Output each entry that follows exactly. Images stay out.

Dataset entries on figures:
++++++++++++++++++++

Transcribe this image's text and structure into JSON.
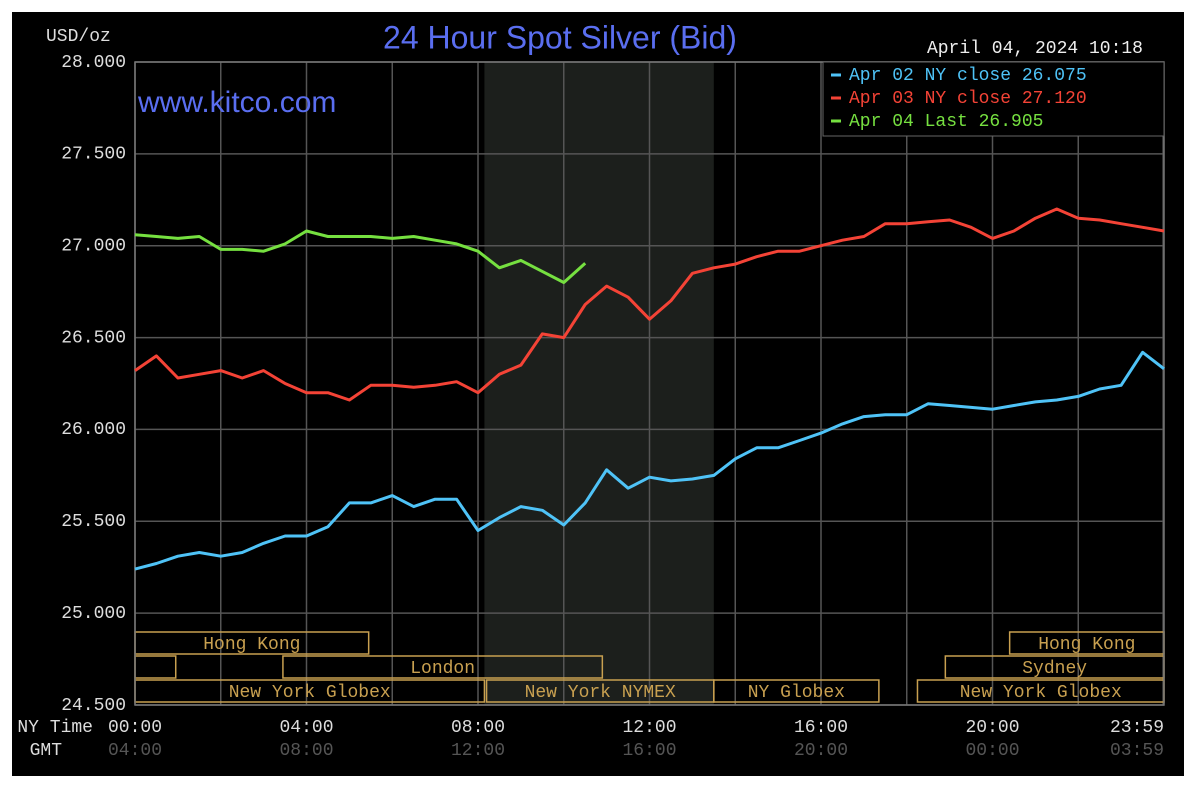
{
  "chart_data": {
    "type": "line",
    "title": "24 Hour Spot Silver (Bid)",
    "watermark": "www.kitco.com",
    "timestamp": "April 04, 2024 10:18",
    "y_label": "USD/oz",
    "x_label": "NY Time",
    "x2_label": "GMT",
    "x": [
      0,
      0.5,
      1,
      1.5,
      2,
      2.5,
      3,
      3.5,
      4,
      4.5,
      5,
      5.5,
      6,
      6.5,
      7,
      7.5,
      8,
      8.5,
      9,
      9.5,
      10,
      10.5,
      11,
      11.5,
      12,
      12.5,
      13,
      13.5,
      14,
      14.5,
      15,
      15.5,
      16,
      16.5,
      17,
      17.5,
      18,
      18.5,
      19,
      19.5,
      20,
      20.5,
      21,
      21.5,
      22,
      22.5,
      23,
      23.5,
      24
    ],
    "series": [
      {
        "name": "Apr 02 NY close 26.075",
        "color": "#4fc3f7",
        "values": [
          25.24,
          25.27,
          25.31,
          25.33,
          25.31,
          25.33,
          25.38,
          25.42,
          25.42,
          25.47,
          25.6,
          25.6,
          25.64,
          25.58,
          25.62,
          25.62,
          25.45,
          25.52,
          25.58,
          25.56,
          25.48,
          25.6,
          25.78,
          25.68,
          25.74,
          25.72,
          25.73,
          25.75,
          25.84,
          25.9,
          25.9,
          25.94,
          25.98,
          26.03,
          26.07,
          26.08,
          26.08,
          26.14,
          26.13,
          26.12,
          26.11,
          26.13,
          26.15,
          26.16,
          26.18,
          26.22,
          26.24,
          26.42,
          26.33
        ]
      },
      {
        "name": "Apr 03 NY close 27.120",
        "color": "#f44336",
        "values": [
          26.32,
          26.4,
          26.28,
          26.3,
          26.32,
          26.28,
          26.32,
          26.25,
          26.2,
          26.2,
          26.16,
          26.24,
          26.24,
          26.23,
          26.24,
          26.26,
          26.2,
          26.3,
          26.35,
          26.52,
          26.5,
          26.68,
          26.78,
          26.72,
          26.6,
          26.7,
          26.85,
          26.88,
          26.9,
          26.94,
          26.97,
          26.97,
          27.0,
          27.03,
          27.05,
          27.12,
          27.12,
          27.13,
          27.14,
          27.1,
          27.04,
          27.08,
          27.15,
          27.2,
          27.15,
          27.14,
          27.12,
          27.1,
          27.08
        ]
      },
      {
        "name": "Apr 04 Last 26.905",
        "color": "#76e040",
        "values": [
          27.06,
          27.05,
          27.04,
          27.05,
          26.98,
          26.98,
          26.97,
          27.01,
          27.08,
          27.05,
          27.05,
          27.05,
          27.04,
          27.05,
          27.03,
          27.01,
          26.97,
          26.88,
          26.92,
          26.86,
          26.8,
          26.905,
          null,
          null,
          null,
          null,
          null,
          null,
          null,
          null,
          null,
          null,
          null,
          null,
          null,
          null,
          null,
          null,
          null,
          null,
          null,
          null,
          null,
          null,
          null,
          null,
          null,
          null,
          null
        ]
      }
    ],
    "xlim": [
      0,
      24
    ],
    "xticks": [
      {
        "value": 0,
        "label": "00:00"
      },
      {
        "value": 4,
        "label": "04:00"
      },
      {
        "value": 8,
        "label": "08:00"
      },
      {
        "value": 12,
        "label": "12:00"
      },
      {
        "value": 16,
        "label": "16:00"
      },
      {
        "value": 20,
        "label": "20:00"
      },
      {
        "value": 23.98,
        "label": "23:59"
      }
    ],
    "x2ticks": [
      {
        "value": 0,
        "label": "04:00"
      },
      {
        "value": 4,
        "label": "08:00"
      },
      {
        "value": 8,
        "label": "12:00"
      },
      {
        "value": 12,
        "label": "16:00"
      },
      {
        "value": 16,
        "label": "20:00"
      },
      {
        "value": 20,
        "label": "00:00"
      },
      {
        "value": 23.98,
        "label": "03:59"
      }
    ],
    "xminor": [
      2,
      6,
      10,
      14,
      18,
      22
    ],
    "ylim": [
      24.5,
      28.0
    ],
    "yticks": [
      {
        "value": 24.5,
        "label": "24.500"
      },
      {
        "value": 25,
        "label": "25.000"
      },
      {
        "value": 25.5,
        "label": "25.500"
      },
      {
        "value": 26,
        "label": "26.000"
      },
      {
        "value": 26.5,
        "label": "26.500"
      },
      {
        "value": 27,
        "label": "27.000"
      },
      {
        "value": 27.5,
        "label": "27.500"
      },
      {
        "value": 28,
        "label": "28.000"
      }
    ],
    "grid": true,
    "legend": "top-right",
    "shade": [
      8.15,
      13.5
    ],
    "sessions": [
      {
        "label": "Hong Kong",
        "start": 0,
        "end": 5.45,
        "row": 0
      },
      {
        "label": "Hong Kong",
        "start": 20.4,
        "end": 24,
        "row": 0
      },
      {
        "label": null,
        "start": 0,
        "end": 0.95,
        "row": 1
      },
      {
        "label": "London",
        "start": 3.45,
        "end": 10.9,
        "row": 1
      },
      {
        "label": "Sydney",
        "start": 18.9,
        "end": 24,
        "row": 1
      },
      {
        "label": "New York Globex",
        "start": 0,
        "end": 8.15,
        "row": 2
      },
      {
        "label": "New York NYMEX",
        "start": 8.2,
        "end": 13.5,
        "row": 2
      },
      {
        "label": "NY Globex",
        "start": 13.5,
        "end": 17.35,
        "row": 2
      },
      {
        "label": "New York Globex",
        "start": 18.25,
        "end": 24,
        "row": 2
      }
    ]
  }
}
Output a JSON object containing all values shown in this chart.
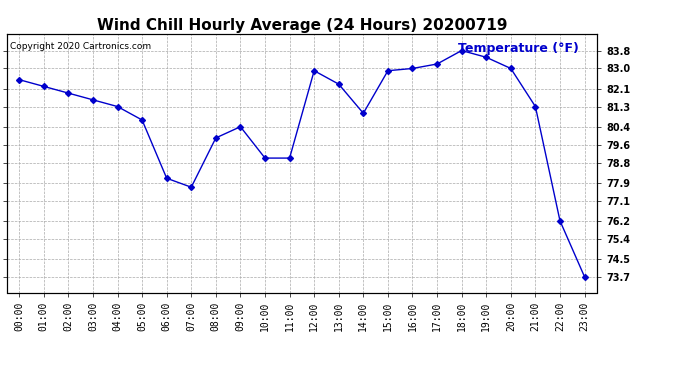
{
  "title": "Wind Chill Hourly Average (24 Hours) 20200719",
  "copyright_text": "Copyright 2020 Cartronics.com",
  "legend_label": "Temperature (°F)",
  "hours": [
    "00:00",
    "01:00",
    "02:00",
    "03:00",
    "04:00",
    "05:00",
    "06:00",
    "07:00",
    "08:00",
    "09:00",
    "10:00",
    "11:00",
    "12:00",
    "13:00",
    "14:00",
    "15:00",
    "16:00",
    "17:00",
    "18:00",
    "19:00",
    "20:00",
    "21:00",
    "22:00",
    "23:00"
  ],
  "values": [
    82.5,
    82.2,
    81.9,
    81.6,
    81.3,
    80.7,
    78.1,
    77.7,
    79.9,
    80.4,
    79.0,
    79.0,
    82.9,
    82.3,
    81.0,
    82.9,
    83.0,
    83.2,
    83.8,
    83.5,
    83.0,
    81.3,
    76.2,
    73.7
  ],
  "line_color": "#0000CC",
  "marker": "D",
  "marker_size": 3,
  "grid_color": "#AAAAAA",
  "background_color": "#FFFFFF",
  "ylim_min": 73.0,
  "ylim_max": 84.55,
  "yticks": [
    83.8,
    83.0,
    82.1,
    81.3,
    80.4,
    79.6,
    78.8,
    77.9,
    77.1,
    76.2,
    75.4,
    74.5,
    73.7
  ],
  "ytick_labels": [
    "83.8",
    "83.0",
    "82.1",
    "81.3",
    "80.4",
    "79.6",
    "78.8",
    "77.9",
    "77.1",
    "76.2",
    "75.4",
    "74.5",
    "73.7"
  ],
  "title_fontsize": 11,
  "copyright_fontsize": 6.5,
  "legend_fontsize": 9,
  "tick_fontsize": 7
}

++++++++++++++++++++

→ Reply:
Transcribe this image's text and structure into JSON.
{
  "chart_data": {
    "type": "line",
    "title": "24 Hour Spot Silver (Bid)",
    "watermark": "www.kitco.com",
    "timestamp": "April 04, 2024 10:18",
    "y_label": "USD/oz",
    "x_label": "NY Time",
    "x2_label": "GMT",
    "x": [
      0,
      0.5,
      1,
      1.5,
      2,
      2.5,
      3,
      3.5,
      4,
      4.5,
      5,
      5.5,
      6,
      6.5,
      7,
      7.5,
      8,
      8.5,
      9,
      9.5,
      10,
      10.5,
      11,
      11.5,
      12,
      12.5,
      13,
      13.5,
      14,
      14.5,
      15,
      15.5,
      16,
      16.5,
      17,
      17.5,
      18,
      18.5,
      19,
      19.5,
      20,
      20.5,
      21,
      21.5,
      22,
      22.5,
      23,
      23.5,
      24
    ],
    "series": [
      {
        "name": "Apr 02 NY close 26.075",
        "color": "#4fc3f7",
        "values": [
          25.24,
          25.27,
          25.31,
          25.33,
          25.31,
          25.33,
          25.38,
          25.42,
          25.42,
          25.47,
          25.6,
          25.6,
          25.64,
          25.58,
          25.62,
          25.62,
          25.45,
          25.52,
          25.58,
          25.56,
          25.48,
          25.6,
          25.78,
          25.68,
          25.74,
          25.72,
          25.73,
          25.75,
          25.84,
          25.9,
          25.9,
          25.94,
          25.98,
          26.03,
          26.07,
          26.08,
          26.08,
          26.14,
          26.13,
          26.12,
          26.11,
          26.13,
          26.15,
          26.16,
          26.18,
          26.22,
          26.24,
          26.42,
          26.33
        ]
      },
      {
        "name": "Apr 03 NY close 27.120",
        "color": "#f44336",
        "values": [
          26.32,
          26.4,
          26.28,
          26.3,
          26.32,
          26.28,
          26.32,
          26.25,
          26.2,
          26.2,
          26.16,
          26.24,
          26.24,
          26.23,
          26.24,
          26.26,
          26.2,
          26.3,
          26.35,
          26.52,
          26.5,
          26.68,
          26.78,
          26.72,
          26.6,
          26.7,
          26.85,
          26.88,
          26.9,
          26.94,
          26.97,
          26.97,
          27.0,
          27.03,
          27.05,
          27.12,
          27.12,
          27.13,
          27.14,
          27.1,
          27.04,
          27.08,
          27.15,
          27.2,
          27.15,
          27.14,
          27.12,
          27.1,
          27.08
        ]
      },
      {
        "name": "Apr 04 Last 26.905",
        "color": "#76e040",
        "values": [
          27.06,
          27.05,
          27.04,
          27.05,
          26.98,
          26.98,
          26.97,
          27.01,
          27.08,
          27.05,
          27.05,
          27.05,
          27.04,
          27.05,
          27.03,
          27.01,
          26.97,
          26.88,
          26.92,
          26.86,
          26.8,
          26.905,
          null,
          null,
          null,
          null,
          null,
          null,
          null,
          null,
          null,
          null,
          null,
          null,
          null,
          null,
          null,
          null,
          null,
          null,
          null,
          null,
          null,
          null,
          null,
          null,
          null,
          null,
          null
        ]
      }
    ],
    "xlim": [
      0,
      24
    ],
    "xticks": [
      {
        "value": 0,
        "label": "00:00"
      },
      {
        "value": 4,
        "label": "04:00"
      },
      {
        "value": 8,
        "label": "08:00"
      },
      {
        "value": 12,
        "label": "12:00"
      },
      {
        "value": 16,
        "label": "16:00"
      },
      {
        "value": 20,
        "label": "20:00"
      },
      {
        "value": 23.98,
        "label": "23:59"
      }
    ],
    "x2ticks": [
      {
        "value": 0,
        "label": "04:00"
      },
      {
        "value": 4,
        "label": "08:00"
      },
      {
        "value": 8,
        "label": "12:00"
      },
      {
        "value": 12,
        "label": "16:00"
      },
      {
        "value": 16,
        "label": "20:00"
      },
      {
        "value": 20,
        "label": "00:00"
      },
      {
        "value": 23.98,
        "label": "03:59"
      }
    ],
    "xminor": [
      2,
      6,
      10,
      14,
      18,
      22
    ],
    "ylim": [
      24.5,
      28.0
    ],
    "yticks": [
      {
        "value": 24.5,
        "label": "24.500"
      },
      {
        "value": 25,
        "label": "25.000"
      },
      {
        "value": 25.5,
        "label": "25.500"
      },
      {
        "value": 26,
        "label": "26.000"
      },
      {
        "value": 26.5,
        "label": "26.500"
      },
      {
        "value": 27,
        "label": "27.000"
      },
      {
        "value": 27.5,
        "label": "27.500"
      },
      {
        "value": 28,
        "label": "28.000"
      }
    ],
    "grid": true,
    "legend": "top-right",
    "shade": [
      8.15,
      13.5
    ],
    "sessions": [
      {
        "label": "Hong Kong",
        "start": 0,
        "end": 5.45,
        "row": 0
      },
      {
        "label": "Hong Kong",
        "start": 20.4,
        "end": 24,
        "row": 0
      },
      {
        "label": null,
        "start": 0,
        "end": 0.95,
        "row": 1
      },
      {
        "label": "London",
        "start": 3.45,
        "end": 10.9,
        "row": 1
      },
      {
        "label": "Sydney",
        "start": 18.9,
        "end": 24,
        "row": 1
      },
      {
        "label": "New York Globex",
        "start": 0,
        "end": 8.15,
        "row": 2
      },
      {
        "label": "New York NYMEX",
        "start": 8.2,
        "end": 13.5,
        "row": 2
      },
      {
        "label": "NY Globex",
        "start": 13.5,
        "end": 17.35,
        "row": 2
      },
      {
        "label": "New York Globex",
        "start": 18.25,
        "end": 24,
        "row": 2
      }
    ]
  }
}
Output a JSON object containing all values shown in this chart.
{
  "title": "Wind Chill Hourly Average (24 Hours) 20200719",
  "copyright_text": "Copyright 2020 Cartronics.com",
  "legend_label": "Temperature (°F)",
  "hours": [
    "00:00",
    "01:00",
    "02:00",
    "03:00",
    "04:00",
    "05:00",
    "06:00",
    "07:00",
    "08:00",
    "09:00",
    "10:00",
    "11:00",
    "12:00",
    "13:00",
    "14:00",
    "15:00",
    "16:00",
    "17:00",
    "18:00",
    "19:00",
    "20:00",
    "21:00",
    "22:00",
    "23:00"
  ],
  "values": [
    82.5,
    82.2,
    81.9,
    81.6,
    81.3,
    80.7,
    78.1,
    77.7,
    79.9,
    80.4,
    79.0,
    79.0,
    82.9,
    82.3,
    81.0,
    82.9,
    83.0,
    83.2,
    83.8,
    83.5,
    83.0,
    81.3,
    76.2,
    73.7
  ],
  "line_color": "#0000CC",
  "marker": "D",
  "marker_size": 3,
  "grid_color": "#AAAAAA",
  "background_color": "#FFFFFF",
  "ylim_min": 73.0,
  "ylim_max": 84.55,
  "yticks": [
    83.8,
    83.0,
    82.1,
    81.3,
    80.4,
    79.6,
    78.8,
    77.9,
    77.1,
    76.2,
    75.4,
    74.5,
    73.7
  ],
  "ytick_labels": [
    "83.8",
    "83.0",
    "82.1",
    "81.3",
    "80.4",
    "79.6",
    "78.8",
    "77.9",
    "77.1",
    "76.2",
    "75.4",
    "74.5",
    "73.7"
  ],
  "title_fontsize": 11,
  "copyright_fontsize": 6.5,
  "legend_fontsize": 9,
  "tick_fontsize": 7
}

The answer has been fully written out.